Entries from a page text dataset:
====
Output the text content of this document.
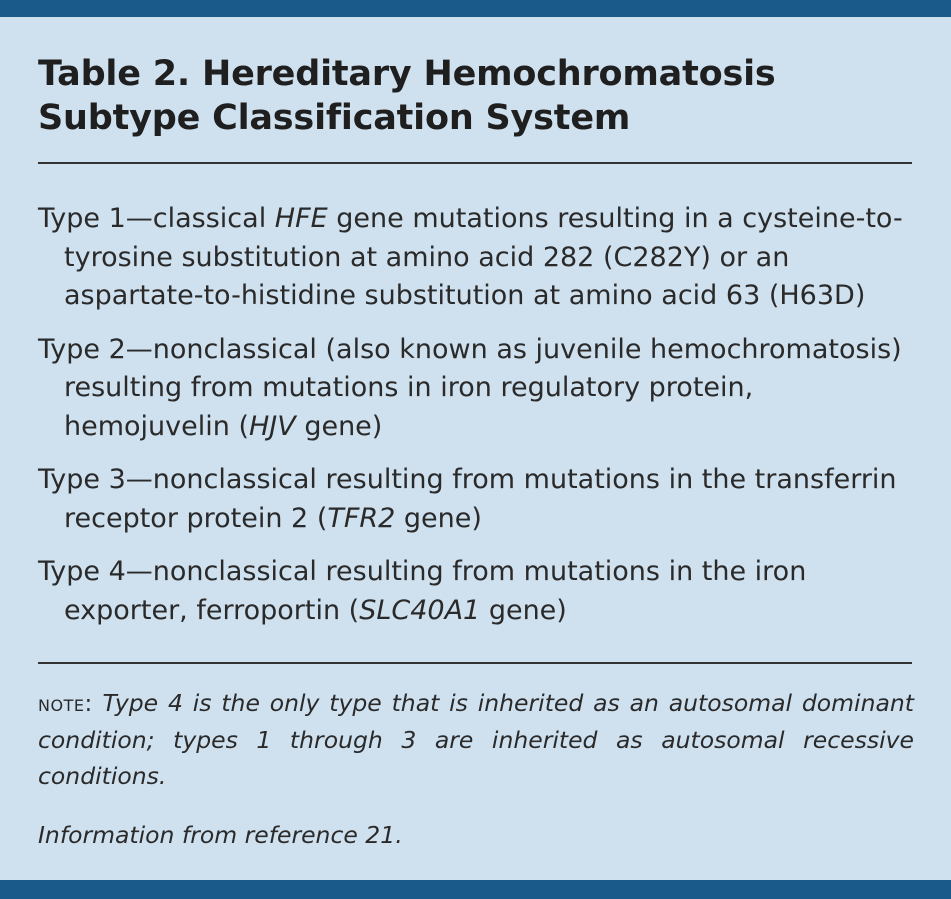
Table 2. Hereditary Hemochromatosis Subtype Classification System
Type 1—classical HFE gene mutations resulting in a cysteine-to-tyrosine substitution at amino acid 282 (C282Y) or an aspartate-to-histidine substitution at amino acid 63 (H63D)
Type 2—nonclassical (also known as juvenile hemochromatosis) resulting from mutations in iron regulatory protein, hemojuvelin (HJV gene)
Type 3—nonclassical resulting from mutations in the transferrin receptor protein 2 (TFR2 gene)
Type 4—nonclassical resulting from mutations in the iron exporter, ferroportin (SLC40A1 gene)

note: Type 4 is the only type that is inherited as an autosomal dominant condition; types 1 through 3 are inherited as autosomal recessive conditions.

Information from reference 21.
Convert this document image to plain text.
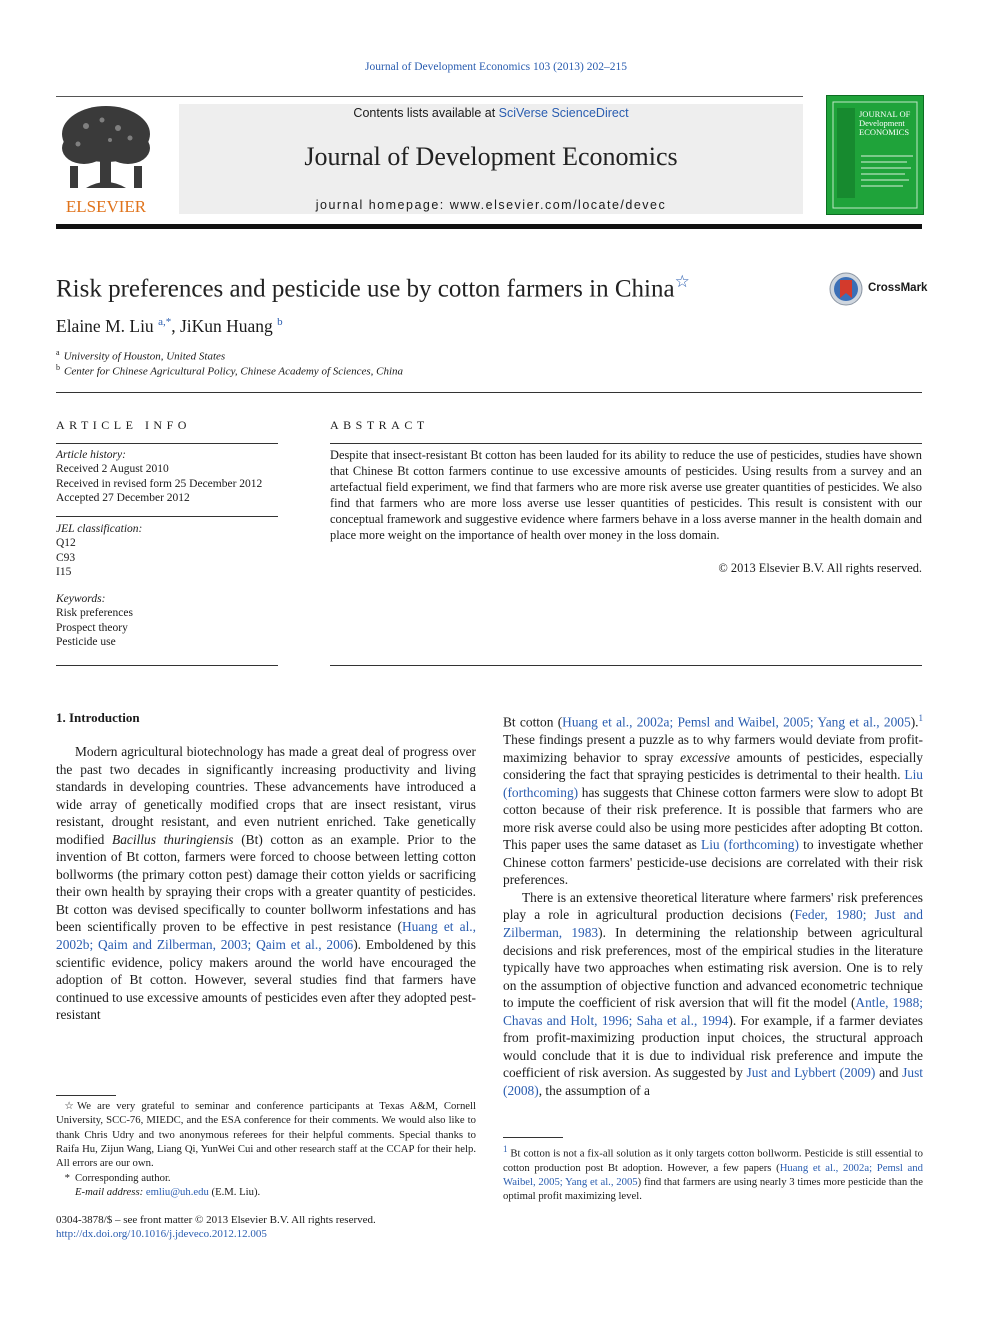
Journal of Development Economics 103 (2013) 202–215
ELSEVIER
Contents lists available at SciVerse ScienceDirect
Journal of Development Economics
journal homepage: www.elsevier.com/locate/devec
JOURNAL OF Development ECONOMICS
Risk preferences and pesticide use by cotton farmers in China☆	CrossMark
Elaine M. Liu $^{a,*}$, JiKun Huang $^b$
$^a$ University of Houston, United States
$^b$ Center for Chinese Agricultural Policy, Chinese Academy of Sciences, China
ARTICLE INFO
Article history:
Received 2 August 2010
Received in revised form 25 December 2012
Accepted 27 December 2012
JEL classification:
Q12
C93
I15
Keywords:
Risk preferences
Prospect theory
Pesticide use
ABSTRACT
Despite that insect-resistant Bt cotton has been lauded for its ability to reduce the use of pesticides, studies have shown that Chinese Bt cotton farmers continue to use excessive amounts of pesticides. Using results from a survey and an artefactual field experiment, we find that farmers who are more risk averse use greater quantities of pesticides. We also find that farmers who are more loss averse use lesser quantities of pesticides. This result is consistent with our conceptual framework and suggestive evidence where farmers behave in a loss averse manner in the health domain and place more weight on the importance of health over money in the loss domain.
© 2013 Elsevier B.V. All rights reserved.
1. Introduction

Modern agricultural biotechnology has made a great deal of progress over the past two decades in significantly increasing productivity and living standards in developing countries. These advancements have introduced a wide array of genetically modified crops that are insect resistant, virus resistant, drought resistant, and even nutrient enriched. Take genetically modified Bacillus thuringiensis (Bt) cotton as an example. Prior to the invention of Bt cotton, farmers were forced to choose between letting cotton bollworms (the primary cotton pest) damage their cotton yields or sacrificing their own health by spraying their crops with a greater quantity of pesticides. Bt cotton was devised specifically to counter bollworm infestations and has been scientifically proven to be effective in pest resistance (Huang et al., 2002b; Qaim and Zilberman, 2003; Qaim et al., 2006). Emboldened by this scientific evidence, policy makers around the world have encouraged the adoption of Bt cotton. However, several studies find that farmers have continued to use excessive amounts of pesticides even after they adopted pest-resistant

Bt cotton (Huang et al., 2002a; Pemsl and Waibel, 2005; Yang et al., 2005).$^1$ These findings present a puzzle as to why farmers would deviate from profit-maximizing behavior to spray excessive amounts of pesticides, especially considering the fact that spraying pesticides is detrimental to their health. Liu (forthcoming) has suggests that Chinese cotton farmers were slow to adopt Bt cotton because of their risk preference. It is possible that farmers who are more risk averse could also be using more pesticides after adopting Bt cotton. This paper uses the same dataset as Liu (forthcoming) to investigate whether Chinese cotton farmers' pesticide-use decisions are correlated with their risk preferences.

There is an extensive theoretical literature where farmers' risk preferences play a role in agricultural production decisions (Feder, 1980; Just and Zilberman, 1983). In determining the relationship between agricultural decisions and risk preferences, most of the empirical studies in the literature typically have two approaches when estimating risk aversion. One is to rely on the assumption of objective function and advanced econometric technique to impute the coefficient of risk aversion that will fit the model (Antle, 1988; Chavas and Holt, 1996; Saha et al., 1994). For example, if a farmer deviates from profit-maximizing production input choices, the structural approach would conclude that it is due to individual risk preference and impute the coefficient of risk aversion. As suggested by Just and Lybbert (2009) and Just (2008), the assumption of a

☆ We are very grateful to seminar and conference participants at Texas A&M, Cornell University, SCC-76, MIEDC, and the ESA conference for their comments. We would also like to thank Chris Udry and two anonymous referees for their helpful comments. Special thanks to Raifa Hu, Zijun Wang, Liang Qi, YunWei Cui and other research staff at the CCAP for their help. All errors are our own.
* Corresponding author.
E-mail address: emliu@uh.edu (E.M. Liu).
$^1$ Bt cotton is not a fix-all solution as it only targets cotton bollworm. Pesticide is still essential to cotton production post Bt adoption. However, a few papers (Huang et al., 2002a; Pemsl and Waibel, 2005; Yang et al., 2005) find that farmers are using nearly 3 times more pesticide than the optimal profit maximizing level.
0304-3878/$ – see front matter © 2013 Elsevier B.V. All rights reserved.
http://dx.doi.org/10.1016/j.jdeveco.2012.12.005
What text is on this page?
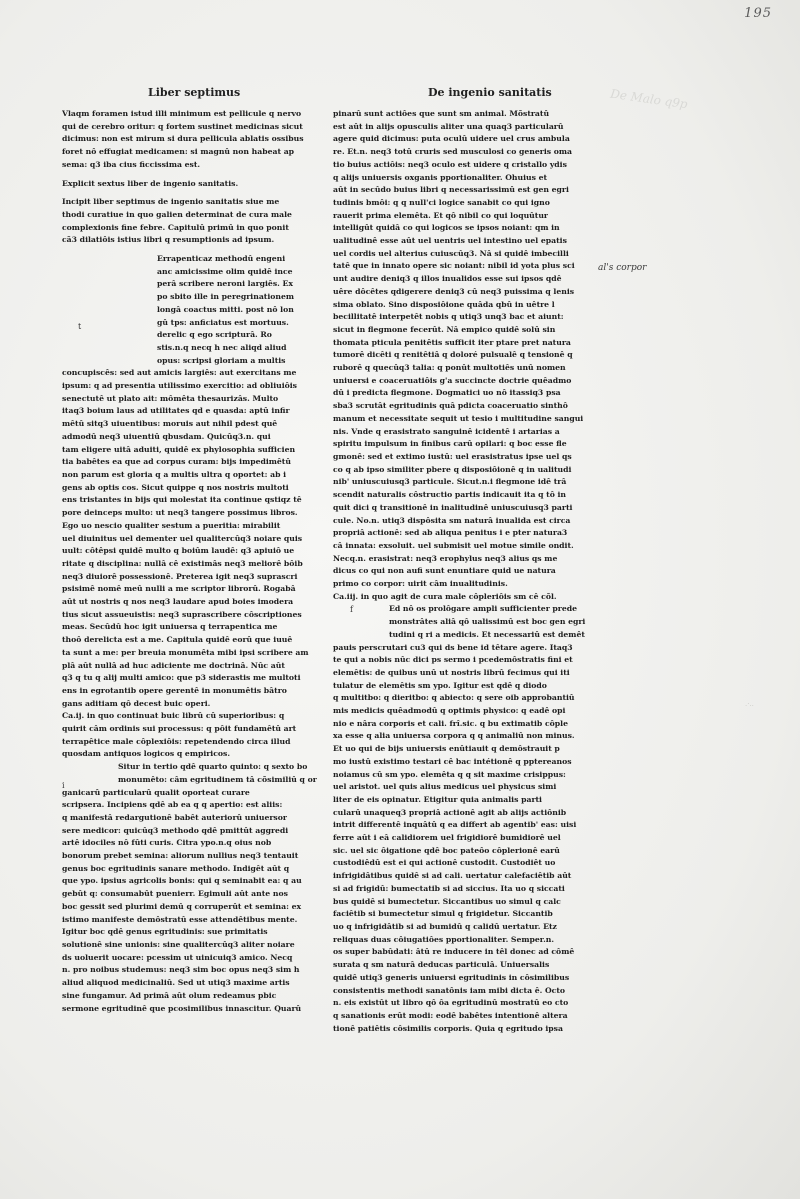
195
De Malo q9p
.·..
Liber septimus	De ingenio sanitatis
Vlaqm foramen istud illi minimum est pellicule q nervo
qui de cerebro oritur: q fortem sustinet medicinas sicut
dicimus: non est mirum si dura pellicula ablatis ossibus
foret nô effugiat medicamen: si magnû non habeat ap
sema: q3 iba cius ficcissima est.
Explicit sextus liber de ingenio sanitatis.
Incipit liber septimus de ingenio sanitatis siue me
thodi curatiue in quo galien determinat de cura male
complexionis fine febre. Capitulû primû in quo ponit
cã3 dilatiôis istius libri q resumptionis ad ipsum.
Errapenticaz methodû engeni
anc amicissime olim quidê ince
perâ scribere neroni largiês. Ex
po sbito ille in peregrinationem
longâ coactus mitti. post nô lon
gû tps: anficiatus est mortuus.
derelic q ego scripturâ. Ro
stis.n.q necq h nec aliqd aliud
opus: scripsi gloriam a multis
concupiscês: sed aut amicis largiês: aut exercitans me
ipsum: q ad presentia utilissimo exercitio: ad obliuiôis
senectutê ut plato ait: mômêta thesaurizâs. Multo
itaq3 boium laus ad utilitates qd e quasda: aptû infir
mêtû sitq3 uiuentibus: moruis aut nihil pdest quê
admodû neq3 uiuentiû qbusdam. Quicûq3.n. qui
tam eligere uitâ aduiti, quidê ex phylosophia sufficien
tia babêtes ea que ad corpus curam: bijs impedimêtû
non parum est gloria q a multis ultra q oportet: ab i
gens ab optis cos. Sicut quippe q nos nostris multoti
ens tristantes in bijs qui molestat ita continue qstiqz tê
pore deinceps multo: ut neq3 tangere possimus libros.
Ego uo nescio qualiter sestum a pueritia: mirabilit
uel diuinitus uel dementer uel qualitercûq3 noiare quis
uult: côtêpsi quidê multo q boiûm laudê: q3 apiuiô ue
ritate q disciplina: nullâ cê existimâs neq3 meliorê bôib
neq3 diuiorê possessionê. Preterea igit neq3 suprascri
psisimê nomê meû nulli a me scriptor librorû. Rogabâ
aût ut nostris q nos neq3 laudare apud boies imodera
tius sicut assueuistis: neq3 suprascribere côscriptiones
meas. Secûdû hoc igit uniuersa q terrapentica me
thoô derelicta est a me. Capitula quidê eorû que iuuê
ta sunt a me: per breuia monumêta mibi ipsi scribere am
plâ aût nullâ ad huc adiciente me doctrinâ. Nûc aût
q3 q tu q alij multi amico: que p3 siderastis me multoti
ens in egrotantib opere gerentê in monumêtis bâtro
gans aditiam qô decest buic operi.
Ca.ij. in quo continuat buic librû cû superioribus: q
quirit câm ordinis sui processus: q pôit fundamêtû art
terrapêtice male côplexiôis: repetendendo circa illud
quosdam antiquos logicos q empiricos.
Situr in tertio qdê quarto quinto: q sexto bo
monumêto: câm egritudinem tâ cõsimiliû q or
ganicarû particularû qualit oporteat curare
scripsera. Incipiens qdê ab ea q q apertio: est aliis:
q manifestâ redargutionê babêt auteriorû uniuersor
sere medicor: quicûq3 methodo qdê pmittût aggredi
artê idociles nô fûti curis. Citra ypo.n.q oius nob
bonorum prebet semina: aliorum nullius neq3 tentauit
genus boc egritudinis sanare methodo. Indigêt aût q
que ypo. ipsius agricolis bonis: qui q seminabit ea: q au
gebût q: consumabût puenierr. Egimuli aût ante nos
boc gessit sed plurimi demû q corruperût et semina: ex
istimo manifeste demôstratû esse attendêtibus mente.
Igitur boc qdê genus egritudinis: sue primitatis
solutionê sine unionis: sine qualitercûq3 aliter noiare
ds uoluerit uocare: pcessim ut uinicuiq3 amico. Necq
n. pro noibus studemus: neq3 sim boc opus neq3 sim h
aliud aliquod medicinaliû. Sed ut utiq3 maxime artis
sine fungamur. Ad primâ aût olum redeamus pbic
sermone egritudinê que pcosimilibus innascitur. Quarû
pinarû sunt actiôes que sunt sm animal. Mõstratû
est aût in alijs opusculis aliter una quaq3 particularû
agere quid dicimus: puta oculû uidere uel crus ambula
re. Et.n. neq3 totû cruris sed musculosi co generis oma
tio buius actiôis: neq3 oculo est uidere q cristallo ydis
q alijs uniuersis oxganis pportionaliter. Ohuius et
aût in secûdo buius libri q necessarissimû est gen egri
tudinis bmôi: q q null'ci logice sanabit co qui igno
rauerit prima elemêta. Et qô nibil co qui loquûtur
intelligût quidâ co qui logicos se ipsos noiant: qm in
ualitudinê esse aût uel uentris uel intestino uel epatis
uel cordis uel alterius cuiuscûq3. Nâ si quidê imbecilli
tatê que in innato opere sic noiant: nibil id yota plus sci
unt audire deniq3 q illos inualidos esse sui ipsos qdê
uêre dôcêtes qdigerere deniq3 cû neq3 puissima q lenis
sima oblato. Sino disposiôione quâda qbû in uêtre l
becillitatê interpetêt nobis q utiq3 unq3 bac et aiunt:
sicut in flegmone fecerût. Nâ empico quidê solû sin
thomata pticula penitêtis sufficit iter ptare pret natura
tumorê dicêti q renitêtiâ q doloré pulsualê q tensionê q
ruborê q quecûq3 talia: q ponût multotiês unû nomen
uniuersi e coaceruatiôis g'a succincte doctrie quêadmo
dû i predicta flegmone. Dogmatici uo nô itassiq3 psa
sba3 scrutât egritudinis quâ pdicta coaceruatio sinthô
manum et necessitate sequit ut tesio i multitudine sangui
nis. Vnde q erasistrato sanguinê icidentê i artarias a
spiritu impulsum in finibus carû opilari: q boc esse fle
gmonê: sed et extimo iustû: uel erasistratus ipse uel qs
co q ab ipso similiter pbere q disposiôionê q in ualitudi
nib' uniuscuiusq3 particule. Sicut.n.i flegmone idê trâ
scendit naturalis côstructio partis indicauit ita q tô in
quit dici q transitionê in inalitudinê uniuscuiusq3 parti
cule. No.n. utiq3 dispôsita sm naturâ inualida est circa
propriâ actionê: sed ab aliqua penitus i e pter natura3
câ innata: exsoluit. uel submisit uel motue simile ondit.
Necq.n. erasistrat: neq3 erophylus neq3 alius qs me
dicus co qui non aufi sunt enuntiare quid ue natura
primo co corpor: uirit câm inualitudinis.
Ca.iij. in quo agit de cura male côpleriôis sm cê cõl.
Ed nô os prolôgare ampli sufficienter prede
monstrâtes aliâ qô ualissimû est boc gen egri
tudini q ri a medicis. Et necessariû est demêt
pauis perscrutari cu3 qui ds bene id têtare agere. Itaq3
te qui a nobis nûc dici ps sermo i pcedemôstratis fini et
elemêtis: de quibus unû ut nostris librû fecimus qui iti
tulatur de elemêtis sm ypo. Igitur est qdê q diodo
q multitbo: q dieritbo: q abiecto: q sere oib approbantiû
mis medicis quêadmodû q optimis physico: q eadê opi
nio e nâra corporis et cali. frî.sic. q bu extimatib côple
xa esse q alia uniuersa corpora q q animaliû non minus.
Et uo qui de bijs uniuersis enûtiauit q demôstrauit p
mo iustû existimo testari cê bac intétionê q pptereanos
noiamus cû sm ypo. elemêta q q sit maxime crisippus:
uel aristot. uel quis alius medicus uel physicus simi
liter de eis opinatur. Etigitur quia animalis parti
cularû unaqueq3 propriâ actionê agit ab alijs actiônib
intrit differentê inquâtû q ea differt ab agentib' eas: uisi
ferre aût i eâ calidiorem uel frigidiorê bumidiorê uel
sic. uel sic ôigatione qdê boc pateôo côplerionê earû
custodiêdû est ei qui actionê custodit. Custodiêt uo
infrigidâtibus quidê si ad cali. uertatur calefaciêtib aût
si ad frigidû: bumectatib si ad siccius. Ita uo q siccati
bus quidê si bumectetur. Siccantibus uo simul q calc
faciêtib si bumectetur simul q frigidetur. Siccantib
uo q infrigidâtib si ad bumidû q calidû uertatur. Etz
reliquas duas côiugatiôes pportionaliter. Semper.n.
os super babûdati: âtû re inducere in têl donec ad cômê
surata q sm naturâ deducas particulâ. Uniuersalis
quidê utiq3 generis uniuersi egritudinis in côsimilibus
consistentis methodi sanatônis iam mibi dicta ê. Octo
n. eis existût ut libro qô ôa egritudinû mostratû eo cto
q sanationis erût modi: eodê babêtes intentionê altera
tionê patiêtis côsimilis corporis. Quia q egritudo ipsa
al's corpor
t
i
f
====
HOW TO COMPLETE THIS TASK: In the records above, find every line that contains the word "uidere" and copy it.

EXERCISE ANSWER:
agere quid dicimus: puta oculû uidere uel crus ambula
tio buius actiôis: neq3 oculo est uidere q cristallo ydis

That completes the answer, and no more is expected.